COURTSIDE: Omarska-Keraterm Trial

Expert defence witnesses called on behalf of camp "visitor" Zoran Zigic have a bad day in court

COURTSIDE: Omarska-Keraterm Trial

Expert defence witnesses called on behalf of camp "visitor" Zoran Zigic have a bad day in court

IWPR

Institute for War & Peace Reporting
Saturday, 28 April, 2001

A former guard at the Keraterm detention camp cannot avoid responsibility for atrocities committed just because he was under the influence of alcohol, a defence expert witness acknowledged in court last week.


Being under the influence of alcohol could be taken as a mitigating circumstance under Yugoslav law and practice except where "the safety of public traffic" was concerned, the witness, Dr Bora Cejovic, said.


Cejovic, professor of law at Kragujevac Law Faculty in Serbia, was summoned by Zoran Zigic's defence team to bolster the defendant's case that his alcoholism led to his committing a number of "excesses... but not crimes of a greater magnitude".


Zigic, indicted as a guard at the Keraterm detention camp and a frequent "visitor" at Omarska and Trnopolje, is accused of beating, torturing and killing Muslim and Croat prisoners. He is one of five defendants on trial for crimes at the Prijedor detention camps in 1992.


Questions from the judges forced Cejovic to ultimately abandon his thesis that alcoholism was a "mitigating circumstance" in Zigic's case. Judge Fouad Riad pointed out that "conscious drinking, with the knowledge that crimes would be committed in such a state, can be taken as being the same as an intent".

Problem details -> Could you reproduce, word for word, the part of the Omarska-Keraterm trial report starting with "Institute for War" and going on through "Bora Cejovic, said."?

Document layout detection data
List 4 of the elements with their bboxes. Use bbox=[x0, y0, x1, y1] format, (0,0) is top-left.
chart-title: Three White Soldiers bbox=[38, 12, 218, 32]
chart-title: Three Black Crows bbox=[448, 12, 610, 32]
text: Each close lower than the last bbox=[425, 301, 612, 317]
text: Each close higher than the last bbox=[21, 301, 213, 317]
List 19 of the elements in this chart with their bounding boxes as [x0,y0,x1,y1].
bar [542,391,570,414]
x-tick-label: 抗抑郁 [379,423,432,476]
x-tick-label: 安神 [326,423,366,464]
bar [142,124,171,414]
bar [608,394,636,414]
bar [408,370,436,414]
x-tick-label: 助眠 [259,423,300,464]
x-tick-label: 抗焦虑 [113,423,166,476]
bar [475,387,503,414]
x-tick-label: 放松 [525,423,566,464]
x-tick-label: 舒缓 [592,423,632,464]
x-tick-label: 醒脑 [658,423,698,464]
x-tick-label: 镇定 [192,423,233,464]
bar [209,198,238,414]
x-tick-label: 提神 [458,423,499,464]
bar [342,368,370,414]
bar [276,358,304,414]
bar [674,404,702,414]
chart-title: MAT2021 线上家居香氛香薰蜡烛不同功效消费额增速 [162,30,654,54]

Solution to this task ->
Institute for War & Peace Reporting
Saturday, 28 April, 2001

A former guard at the Keraterm detention camp cannot avoid responsibility for atrocities committed just because he was under the influence of alcohol, a defence expert witness acknowledged in court last week.


Being under the influence of alcohol could be taken as a mitigating circumstance under Yugoslav law and practice except where "the safety of public traffic" was concerned, the witness, Dr Bora Cejovic, said.